**What the task requires**
Restate the records in their entirety, word for word.

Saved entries

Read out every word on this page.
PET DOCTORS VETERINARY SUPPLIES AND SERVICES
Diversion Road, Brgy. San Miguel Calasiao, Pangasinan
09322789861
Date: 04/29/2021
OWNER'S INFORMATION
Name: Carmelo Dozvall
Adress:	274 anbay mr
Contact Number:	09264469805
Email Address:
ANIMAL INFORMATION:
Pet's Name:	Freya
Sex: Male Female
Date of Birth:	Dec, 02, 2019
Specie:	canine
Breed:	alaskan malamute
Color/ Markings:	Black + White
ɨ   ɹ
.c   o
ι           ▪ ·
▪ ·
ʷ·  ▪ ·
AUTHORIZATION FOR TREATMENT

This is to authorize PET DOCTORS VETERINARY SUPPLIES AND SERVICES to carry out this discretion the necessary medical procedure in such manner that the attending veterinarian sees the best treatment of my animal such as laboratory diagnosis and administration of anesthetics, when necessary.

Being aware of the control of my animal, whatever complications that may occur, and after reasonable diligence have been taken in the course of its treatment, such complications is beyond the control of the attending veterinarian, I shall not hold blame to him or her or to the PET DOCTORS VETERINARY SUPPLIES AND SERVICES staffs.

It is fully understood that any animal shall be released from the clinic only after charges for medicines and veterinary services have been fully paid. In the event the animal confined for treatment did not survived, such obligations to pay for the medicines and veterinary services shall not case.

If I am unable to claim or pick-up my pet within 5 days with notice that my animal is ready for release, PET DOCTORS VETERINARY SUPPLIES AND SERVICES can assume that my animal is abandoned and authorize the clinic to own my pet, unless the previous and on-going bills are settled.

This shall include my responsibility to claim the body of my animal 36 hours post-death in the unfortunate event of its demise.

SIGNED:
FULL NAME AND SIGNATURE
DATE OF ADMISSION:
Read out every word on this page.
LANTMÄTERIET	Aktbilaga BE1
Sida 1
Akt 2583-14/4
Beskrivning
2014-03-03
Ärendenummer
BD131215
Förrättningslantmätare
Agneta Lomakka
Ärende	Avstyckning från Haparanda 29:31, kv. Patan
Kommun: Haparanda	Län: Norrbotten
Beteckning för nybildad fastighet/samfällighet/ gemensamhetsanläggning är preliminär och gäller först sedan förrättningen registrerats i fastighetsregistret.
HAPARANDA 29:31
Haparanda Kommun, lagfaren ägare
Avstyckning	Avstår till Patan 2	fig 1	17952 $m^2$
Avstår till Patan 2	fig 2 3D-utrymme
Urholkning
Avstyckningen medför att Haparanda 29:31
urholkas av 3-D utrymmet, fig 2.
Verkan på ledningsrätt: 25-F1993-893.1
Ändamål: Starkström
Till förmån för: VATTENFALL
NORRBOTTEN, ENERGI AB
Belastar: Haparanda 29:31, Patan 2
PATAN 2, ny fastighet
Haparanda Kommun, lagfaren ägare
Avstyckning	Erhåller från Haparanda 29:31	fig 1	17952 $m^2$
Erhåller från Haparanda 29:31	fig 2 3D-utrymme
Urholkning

**Task solution**
Read out every word on this page.
PET DOCTORS VETERINARY SUPPLIES AND SERVICES
Diversion Road, Brgy. San Miguel Calasiao, Pangasinan
09322789861
Date: 04/29/2021
OWNER'S INFORMATION
Name: Carmelo Dozvall
Adress:	274 anbay mr
Contact Number:	09264469805
Email Address:
ANIMAL INFORMATION:
Pet's Name:	Freya
Sex: Male Female
Date of Birth:	Dec, 02, 2019
Specie:	canine
Breed:	alaskan malamute
Color/ Markings:	Black + White
ɨ   ɹ
.c   o
ι           ▪ ·
▪ ·
ʷ·  ▪ ·
AUTHORIZATION FOR TREATMENT

This is to authorize PET DOCTORS VETERINARY SUPPLIES AND SERVICES to carry out this discretion the necessary medical procedure in such manner that the attending veterinarian sees the best treatment of my animal such as laboratory diagnosis and administration of anesthetics, when necessary.

Being aware of the control of my animal, whatever complications that may occur, and after reasonable diligence have been taken in the course of its treatment, such complications is beyond the control of the attending veterinarian, I shall not hold blame to him or her or to the PET DOCTORS VETERINARY SUPPLIES AND SERVICES staffs.

It is fully understood that any animal shall be released from the clinic only after charges for medicines and veterinary services have been fully paid. In the event the animal confined for treatment did not survived, such obligations to pay for the medicines and veterinary services shall not case.

If I am unable to claim or pick-up my pet within 5 days with notice that my animal is ready for release, PET DOCTORS VETERINARY SUPPLIES AND SERVICES can assume that my animal is abandoned and authorize the clinic to own my pet, unless the previous and on-going bills are settled.

This shall include my responsibility to claim the body of my animal 36 hours post-death in the unfortunate event of its demise.

SIGNED:
FULL NAME AND SIGNATURE
DATE OF ADMISSION:
Read out every word on this page.
LANTMÄTERIET	Aktbilaga BE1
Sida 1
Akt 2583-14/4
Beskrivning
2014-03-03
Ärendenummer
BD131215
Förrättningslantmätare
Agneta Lomakka
Ärende	Avstyckning från Haparanda 29:31, kv. Patan
Kommun: Haparanda	Län: Norrbotten
Beteckning för nybildad fastighet/samfällighet/ gemensamhetsanläggning är preliminär och gäller först sedan förrättningen registrerats i fastighetsregistret.
HAPARANDA 29:31
Haparanda Kommun, lagfaren ägare
Avstyckning	Avstår till Patan 2	fig 1	17952 $m^2$
Avstår till Patan 2	fig 2 3D-utrymme
Urholkning
Avstyckningen medför att Haparanda 29:31
urholkas av 3-D utrymmet, fig 2.
Verkan på ledningsrätt: 25-F1993-893.1
Ändamål: Starkström
Till förmån för: VATTENFALL
NORRBOTTEN, ENERGI AB
Belastar: Haparanda 29:31, Patan 2
PATAN 2, ny fastighet
Haparanda Kommun, lagfaren ägare
Avstyckning	Erhåller från Haparanda 29:31	fig 1	17952 $m^2$
Erhåller från Haparanda 29:31	fig 2 3D-utrymme
Urholkning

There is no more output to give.